▶ Figure record extracts
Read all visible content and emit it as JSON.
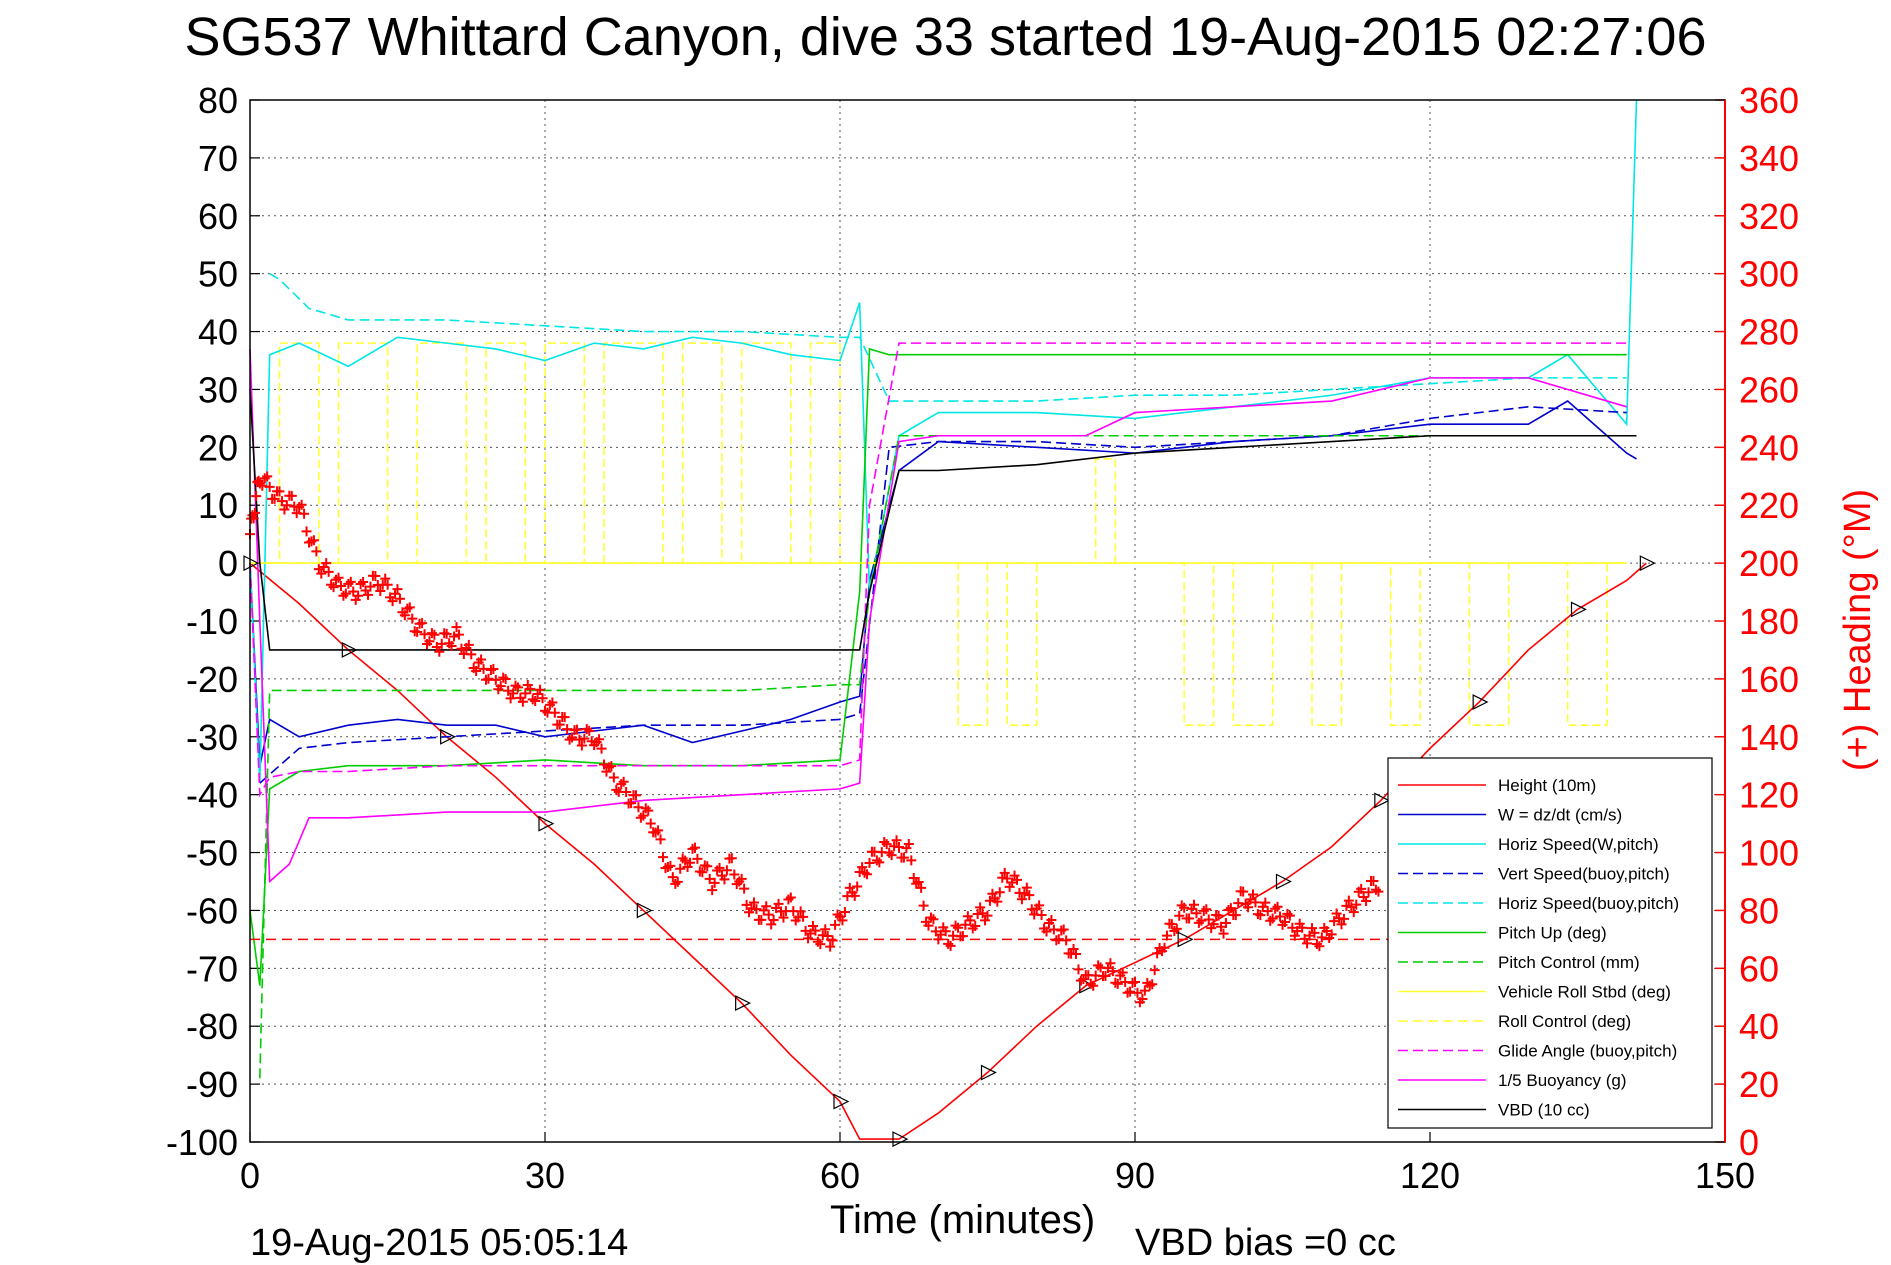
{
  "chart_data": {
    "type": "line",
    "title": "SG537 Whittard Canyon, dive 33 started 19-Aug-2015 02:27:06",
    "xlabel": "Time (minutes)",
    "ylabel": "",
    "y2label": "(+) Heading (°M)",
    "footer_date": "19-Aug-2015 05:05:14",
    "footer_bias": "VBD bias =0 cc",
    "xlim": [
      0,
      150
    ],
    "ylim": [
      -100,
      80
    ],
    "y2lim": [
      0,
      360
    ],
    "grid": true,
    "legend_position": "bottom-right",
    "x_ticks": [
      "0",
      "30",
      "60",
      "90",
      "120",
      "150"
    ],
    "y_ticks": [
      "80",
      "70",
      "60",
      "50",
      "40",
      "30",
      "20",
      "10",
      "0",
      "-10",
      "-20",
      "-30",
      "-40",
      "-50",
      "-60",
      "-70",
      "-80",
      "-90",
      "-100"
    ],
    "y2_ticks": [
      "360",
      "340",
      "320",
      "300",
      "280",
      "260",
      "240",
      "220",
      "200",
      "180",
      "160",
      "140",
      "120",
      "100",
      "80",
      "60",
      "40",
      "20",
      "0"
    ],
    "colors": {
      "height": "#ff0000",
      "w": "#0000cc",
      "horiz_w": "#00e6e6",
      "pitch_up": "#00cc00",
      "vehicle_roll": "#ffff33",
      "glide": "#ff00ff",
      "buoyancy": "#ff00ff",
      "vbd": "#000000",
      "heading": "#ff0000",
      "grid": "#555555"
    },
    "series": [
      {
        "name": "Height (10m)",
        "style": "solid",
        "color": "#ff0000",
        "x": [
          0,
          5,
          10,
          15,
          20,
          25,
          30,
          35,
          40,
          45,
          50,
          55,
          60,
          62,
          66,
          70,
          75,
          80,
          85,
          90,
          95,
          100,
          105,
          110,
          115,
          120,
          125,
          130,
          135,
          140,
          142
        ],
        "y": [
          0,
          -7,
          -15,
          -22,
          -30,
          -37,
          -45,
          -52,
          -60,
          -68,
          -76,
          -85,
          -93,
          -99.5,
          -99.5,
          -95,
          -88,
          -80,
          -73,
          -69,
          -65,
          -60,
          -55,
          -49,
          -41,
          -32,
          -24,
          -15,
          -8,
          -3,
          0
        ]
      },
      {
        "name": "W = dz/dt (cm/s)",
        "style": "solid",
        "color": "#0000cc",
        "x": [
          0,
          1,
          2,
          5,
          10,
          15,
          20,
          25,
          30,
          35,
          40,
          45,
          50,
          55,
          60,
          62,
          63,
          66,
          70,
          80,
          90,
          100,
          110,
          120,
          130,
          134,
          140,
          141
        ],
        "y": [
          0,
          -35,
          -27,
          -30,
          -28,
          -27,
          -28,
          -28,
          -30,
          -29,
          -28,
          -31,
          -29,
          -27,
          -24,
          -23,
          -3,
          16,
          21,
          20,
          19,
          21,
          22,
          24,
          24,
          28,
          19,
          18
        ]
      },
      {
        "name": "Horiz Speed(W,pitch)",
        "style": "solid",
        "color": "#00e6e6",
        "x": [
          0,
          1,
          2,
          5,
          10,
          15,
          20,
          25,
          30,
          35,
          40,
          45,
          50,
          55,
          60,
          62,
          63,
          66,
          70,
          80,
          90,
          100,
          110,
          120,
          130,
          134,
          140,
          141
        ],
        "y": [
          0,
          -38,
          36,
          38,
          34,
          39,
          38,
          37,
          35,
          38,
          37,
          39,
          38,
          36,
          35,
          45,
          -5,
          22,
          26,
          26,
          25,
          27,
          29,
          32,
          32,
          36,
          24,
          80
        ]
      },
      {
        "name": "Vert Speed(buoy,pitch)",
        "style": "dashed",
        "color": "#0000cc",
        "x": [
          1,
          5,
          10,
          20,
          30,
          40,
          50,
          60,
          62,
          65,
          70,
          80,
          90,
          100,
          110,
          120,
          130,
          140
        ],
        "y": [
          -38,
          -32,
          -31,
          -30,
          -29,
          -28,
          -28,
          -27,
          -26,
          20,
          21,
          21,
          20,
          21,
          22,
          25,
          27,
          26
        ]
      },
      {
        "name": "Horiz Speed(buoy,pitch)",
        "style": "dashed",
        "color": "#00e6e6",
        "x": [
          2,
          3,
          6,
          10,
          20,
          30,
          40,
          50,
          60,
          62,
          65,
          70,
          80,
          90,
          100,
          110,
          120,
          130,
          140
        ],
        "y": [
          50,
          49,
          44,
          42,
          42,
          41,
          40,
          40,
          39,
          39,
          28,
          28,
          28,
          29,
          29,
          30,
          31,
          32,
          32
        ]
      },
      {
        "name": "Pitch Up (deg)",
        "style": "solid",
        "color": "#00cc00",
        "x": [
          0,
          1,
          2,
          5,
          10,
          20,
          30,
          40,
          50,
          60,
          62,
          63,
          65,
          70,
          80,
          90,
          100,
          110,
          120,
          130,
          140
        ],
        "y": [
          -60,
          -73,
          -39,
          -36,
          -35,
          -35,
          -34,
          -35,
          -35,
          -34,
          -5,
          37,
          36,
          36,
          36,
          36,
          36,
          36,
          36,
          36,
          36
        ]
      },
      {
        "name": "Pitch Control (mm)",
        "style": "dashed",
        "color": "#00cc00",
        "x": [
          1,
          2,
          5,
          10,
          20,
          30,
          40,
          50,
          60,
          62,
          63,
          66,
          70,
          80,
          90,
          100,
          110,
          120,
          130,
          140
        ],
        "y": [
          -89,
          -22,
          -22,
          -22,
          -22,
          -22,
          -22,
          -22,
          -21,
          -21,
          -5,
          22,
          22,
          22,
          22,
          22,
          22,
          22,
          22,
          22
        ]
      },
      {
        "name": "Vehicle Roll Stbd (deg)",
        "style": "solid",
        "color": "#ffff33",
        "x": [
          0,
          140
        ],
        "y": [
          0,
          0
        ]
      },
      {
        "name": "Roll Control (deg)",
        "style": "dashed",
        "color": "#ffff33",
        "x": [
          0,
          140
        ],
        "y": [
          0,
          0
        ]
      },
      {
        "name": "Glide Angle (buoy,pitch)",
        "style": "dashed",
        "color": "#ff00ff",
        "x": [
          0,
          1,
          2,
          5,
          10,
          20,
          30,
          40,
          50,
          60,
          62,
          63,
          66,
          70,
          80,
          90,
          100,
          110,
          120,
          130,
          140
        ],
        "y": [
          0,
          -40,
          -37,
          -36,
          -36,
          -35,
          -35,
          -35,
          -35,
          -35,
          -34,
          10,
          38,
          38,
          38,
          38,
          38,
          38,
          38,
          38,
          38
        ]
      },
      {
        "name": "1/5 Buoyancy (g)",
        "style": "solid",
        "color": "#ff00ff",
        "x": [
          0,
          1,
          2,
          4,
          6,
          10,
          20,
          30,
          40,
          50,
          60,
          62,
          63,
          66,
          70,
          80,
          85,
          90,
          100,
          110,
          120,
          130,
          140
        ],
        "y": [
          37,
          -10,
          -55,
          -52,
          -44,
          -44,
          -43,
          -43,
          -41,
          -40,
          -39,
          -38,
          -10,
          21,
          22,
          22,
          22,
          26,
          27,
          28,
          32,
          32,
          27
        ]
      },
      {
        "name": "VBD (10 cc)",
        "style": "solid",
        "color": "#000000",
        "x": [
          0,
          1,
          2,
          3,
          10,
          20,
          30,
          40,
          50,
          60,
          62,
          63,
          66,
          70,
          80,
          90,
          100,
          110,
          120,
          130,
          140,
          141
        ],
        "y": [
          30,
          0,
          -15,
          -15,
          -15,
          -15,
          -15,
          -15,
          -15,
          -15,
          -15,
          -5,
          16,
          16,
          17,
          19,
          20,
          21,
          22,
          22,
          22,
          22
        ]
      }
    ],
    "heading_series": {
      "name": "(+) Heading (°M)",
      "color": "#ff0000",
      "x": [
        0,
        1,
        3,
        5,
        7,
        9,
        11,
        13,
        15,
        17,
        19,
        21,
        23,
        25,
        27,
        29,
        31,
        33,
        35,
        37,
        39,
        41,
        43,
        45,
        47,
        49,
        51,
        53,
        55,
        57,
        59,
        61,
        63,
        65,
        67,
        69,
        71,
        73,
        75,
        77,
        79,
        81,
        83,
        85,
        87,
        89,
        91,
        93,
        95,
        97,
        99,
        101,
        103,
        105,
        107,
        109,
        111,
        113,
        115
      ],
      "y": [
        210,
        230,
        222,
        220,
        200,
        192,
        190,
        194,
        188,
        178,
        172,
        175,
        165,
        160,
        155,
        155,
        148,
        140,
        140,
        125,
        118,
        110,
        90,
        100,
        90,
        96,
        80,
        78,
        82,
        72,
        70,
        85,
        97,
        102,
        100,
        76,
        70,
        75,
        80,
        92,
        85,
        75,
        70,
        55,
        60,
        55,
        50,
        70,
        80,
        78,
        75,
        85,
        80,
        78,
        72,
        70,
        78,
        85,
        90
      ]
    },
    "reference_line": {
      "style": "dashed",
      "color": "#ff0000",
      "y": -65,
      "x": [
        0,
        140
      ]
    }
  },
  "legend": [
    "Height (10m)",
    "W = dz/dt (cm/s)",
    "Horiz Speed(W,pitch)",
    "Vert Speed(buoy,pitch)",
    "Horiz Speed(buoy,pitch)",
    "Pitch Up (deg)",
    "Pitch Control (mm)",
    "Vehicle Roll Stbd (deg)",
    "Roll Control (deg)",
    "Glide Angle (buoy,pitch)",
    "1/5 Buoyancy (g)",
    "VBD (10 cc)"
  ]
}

==

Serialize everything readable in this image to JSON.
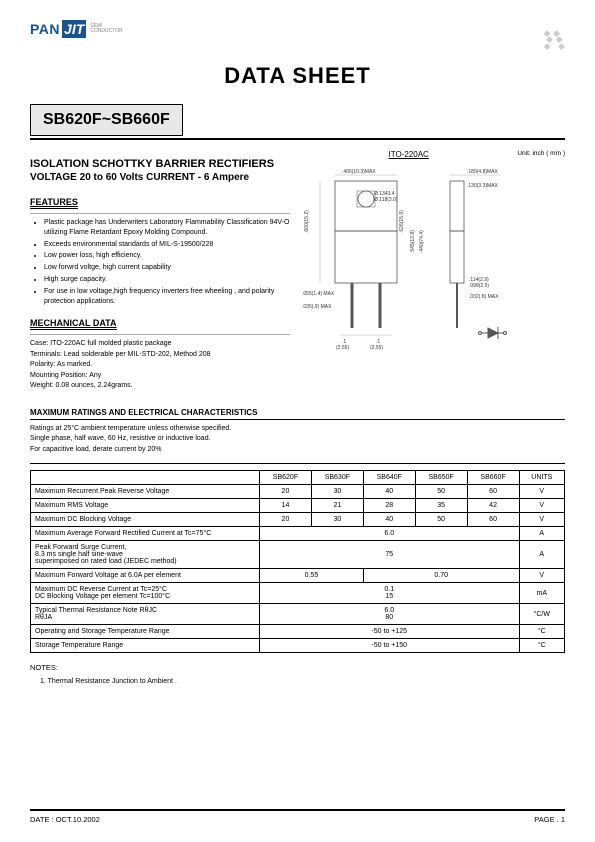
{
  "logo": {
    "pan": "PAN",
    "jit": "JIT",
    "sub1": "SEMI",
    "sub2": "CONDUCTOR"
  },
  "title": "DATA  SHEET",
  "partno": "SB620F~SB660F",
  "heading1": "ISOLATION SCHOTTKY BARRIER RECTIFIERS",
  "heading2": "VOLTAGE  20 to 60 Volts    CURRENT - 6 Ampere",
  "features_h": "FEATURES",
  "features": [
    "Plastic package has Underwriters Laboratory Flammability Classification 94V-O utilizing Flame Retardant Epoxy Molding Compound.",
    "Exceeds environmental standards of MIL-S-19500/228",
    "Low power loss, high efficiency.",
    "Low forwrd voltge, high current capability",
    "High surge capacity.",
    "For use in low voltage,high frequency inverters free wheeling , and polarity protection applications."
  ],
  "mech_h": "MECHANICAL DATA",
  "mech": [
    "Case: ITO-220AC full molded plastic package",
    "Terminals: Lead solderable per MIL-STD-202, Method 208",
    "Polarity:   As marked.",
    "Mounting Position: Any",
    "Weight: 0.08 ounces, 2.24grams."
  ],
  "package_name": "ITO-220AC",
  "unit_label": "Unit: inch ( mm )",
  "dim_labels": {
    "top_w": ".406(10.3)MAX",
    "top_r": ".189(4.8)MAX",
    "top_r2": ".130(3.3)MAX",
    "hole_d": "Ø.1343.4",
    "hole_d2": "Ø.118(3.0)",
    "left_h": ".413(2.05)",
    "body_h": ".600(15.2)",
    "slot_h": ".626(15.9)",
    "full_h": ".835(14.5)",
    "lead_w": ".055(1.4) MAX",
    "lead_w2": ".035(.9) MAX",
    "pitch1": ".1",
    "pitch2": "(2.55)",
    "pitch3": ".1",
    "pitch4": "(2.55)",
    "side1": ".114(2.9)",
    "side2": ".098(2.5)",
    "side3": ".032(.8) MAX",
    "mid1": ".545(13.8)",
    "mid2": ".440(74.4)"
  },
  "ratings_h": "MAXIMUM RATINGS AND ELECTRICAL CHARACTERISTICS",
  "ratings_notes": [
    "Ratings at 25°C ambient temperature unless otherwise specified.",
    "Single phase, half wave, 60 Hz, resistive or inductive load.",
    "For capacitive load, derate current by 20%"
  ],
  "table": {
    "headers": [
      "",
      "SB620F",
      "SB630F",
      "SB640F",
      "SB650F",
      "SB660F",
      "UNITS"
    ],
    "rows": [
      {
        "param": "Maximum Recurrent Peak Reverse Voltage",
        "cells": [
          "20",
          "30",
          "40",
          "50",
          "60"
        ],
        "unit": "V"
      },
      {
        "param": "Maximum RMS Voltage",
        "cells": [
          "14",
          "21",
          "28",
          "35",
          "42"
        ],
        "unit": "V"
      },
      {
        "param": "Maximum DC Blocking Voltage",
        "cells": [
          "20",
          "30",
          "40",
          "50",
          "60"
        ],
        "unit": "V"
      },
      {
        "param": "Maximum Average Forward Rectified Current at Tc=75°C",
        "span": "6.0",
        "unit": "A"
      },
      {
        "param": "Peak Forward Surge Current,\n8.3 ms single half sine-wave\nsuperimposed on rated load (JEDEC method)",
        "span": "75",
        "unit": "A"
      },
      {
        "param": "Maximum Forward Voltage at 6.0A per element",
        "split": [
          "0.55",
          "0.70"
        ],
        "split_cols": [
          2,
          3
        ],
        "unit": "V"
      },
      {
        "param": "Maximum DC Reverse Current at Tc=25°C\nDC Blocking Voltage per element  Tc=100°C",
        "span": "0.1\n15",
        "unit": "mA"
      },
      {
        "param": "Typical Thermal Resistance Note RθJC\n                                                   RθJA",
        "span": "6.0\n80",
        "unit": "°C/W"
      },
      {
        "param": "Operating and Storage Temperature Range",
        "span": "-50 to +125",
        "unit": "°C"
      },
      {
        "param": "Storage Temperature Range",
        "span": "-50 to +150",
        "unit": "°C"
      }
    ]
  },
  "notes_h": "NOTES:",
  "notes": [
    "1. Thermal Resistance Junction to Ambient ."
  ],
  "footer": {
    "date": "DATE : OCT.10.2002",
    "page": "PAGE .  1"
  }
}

▶ TASK PROMPT
From the records above, pull out each line that has "Resistance".

▶ FINISHED TASK
        "param": "Typical Thermal Resistance Note RθJC\n                                                   RθJA",
    "1. Thermal Resistance Junction to Ambient ."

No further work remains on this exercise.